_Material shown:_
= = = = = = =

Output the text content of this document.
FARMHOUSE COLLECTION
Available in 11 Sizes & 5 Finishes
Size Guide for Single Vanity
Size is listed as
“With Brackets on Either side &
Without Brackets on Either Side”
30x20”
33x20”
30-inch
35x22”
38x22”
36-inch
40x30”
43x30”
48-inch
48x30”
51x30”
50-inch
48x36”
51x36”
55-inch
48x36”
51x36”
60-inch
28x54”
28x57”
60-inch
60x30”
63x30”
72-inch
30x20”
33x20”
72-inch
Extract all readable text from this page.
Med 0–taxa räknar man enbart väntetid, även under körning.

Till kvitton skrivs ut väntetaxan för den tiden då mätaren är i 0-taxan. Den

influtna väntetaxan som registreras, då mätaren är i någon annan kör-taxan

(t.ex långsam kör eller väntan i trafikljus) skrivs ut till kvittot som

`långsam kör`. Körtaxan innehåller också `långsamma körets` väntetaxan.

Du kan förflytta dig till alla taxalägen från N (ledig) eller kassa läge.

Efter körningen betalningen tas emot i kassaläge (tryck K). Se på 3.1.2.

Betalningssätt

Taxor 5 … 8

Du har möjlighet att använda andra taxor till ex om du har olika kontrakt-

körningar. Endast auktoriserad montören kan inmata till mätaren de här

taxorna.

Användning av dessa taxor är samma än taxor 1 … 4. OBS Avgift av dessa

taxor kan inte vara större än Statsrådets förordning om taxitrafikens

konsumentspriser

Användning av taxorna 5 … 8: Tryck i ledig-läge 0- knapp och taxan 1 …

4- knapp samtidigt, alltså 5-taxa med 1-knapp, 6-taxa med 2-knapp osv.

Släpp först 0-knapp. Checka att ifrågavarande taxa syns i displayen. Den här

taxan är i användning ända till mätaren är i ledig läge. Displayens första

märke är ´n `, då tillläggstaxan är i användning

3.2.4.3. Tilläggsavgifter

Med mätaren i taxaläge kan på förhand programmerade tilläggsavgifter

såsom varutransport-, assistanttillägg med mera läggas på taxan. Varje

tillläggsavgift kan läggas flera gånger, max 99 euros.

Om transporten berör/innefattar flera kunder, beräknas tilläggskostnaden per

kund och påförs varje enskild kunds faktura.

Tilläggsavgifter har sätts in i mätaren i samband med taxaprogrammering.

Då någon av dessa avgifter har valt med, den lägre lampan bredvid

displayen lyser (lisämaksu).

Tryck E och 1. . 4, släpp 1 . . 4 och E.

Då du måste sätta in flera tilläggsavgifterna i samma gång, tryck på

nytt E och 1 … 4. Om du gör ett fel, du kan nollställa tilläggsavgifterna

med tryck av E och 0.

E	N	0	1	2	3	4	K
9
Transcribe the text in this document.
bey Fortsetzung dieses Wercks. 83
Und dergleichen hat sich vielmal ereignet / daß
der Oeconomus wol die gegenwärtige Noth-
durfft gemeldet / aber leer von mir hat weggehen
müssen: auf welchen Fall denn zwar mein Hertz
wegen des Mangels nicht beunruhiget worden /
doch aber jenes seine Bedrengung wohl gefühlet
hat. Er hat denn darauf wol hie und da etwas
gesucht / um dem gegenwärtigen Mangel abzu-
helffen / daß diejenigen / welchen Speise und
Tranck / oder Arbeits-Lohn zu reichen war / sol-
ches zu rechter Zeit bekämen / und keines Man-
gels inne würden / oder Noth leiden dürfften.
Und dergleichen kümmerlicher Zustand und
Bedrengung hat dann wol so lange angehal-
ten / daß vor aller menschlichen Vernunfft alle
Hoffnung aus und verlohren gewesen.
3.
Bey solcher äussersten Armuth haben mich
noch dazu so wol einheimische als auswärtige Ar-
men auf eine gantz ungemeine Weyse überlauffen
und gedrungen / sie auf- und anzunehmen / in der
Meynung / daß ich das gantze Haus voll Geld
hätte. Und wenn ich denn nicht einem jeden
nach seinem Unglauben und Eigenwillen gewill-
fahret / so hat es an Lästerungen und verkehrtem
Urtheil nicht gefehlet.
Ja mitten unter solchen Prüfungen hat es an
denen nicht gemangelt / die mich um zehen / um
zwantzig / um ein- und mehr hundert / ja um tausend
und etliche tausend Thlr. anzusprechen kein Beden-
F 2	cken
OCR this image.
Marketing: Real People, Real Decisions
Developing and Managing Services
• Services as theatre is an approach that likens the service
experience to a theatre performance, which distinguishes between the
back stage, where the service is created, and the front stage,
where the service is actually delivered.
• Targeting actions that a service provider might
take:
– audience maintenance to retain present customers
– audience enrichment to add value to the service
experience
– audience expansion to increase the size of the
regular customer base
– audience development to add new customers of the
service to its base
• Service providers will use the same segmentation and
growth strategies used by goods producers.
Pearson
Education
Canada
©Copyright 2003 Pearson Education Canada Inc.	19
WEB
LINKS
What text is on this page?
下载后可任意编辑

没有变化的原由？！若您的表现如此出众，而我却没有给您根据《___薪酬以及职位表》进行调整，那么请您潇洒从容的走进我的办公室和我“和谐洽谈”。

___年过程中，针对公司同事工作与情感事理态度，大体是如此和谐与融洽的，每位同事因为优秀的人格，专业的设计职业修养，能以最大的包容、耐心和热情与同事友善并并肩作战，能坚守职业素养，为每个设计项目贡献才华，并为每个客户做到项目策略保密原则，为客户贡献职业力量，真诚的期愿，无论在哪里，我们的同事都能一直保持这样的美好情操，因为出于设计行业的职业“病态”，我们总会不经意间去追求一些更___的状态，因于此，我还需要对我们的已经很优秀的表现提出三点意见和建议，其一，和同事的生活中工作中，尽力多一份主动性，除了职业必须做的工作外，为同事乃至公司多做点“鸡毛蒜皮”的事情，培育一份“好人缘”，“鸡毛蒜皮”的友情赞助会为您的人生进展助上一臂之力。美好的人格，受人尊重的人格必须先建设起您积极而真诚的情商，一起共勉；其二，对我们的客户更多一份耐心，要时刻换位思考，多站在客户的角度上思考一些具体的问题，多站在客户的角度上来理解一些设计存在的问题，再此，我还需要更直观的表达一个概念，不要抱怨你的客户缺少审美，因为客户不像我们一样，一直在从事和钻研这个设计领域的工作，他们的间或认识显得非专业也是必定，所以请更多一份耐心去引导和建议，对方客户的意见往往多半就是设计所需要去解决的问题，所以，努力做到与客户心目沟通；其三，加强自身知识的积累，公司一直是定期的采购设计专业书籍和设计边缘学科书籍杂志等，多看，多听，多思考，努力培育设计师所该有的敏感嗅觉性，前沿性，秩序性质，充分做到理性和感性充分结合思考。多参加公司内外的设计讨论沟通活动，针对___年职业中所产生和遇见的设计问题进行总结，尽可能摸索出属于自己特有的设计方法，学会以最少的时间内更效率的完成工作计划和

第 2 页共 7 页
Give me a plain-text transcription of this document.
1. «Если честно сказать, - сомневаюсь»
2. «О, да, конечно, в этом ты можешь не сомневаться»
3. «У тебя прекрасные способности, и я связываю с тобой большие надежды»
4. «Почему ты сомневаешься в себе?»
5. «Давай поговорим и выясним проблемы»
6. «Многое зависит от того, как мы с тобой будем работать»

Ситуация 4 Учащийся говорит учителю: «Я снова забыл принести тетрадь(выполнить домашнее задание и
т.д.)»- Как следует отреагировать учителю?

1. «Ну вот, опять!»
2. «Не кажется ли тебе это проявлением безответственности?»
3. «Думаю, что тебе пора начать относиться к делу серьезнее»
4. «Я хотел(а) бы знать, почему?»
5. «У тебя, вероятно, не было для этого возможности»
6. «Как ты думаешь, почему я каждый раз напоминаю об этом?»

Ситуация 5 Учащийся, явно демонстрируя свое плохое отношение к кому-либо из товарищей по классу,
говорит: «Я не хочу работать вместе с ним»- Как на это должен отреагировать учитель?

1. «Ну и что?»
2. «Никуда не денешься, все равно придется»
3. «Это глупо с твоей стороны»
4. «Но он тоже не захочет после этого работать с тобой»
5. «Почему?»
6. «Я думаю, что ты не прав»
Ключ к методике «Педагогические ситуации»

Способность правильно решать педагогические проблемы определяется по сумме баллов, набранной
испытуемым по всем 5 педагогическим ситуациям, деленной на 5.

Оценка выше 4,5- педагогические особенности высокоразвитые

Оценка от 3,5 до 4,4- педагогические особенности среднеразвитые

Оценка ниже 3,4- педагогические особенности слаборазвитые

= = = = = = =

_Requirement:_
From the records above, how many lines include the word "mich"? Only the number is wanted.

_Output of the exercise:_
2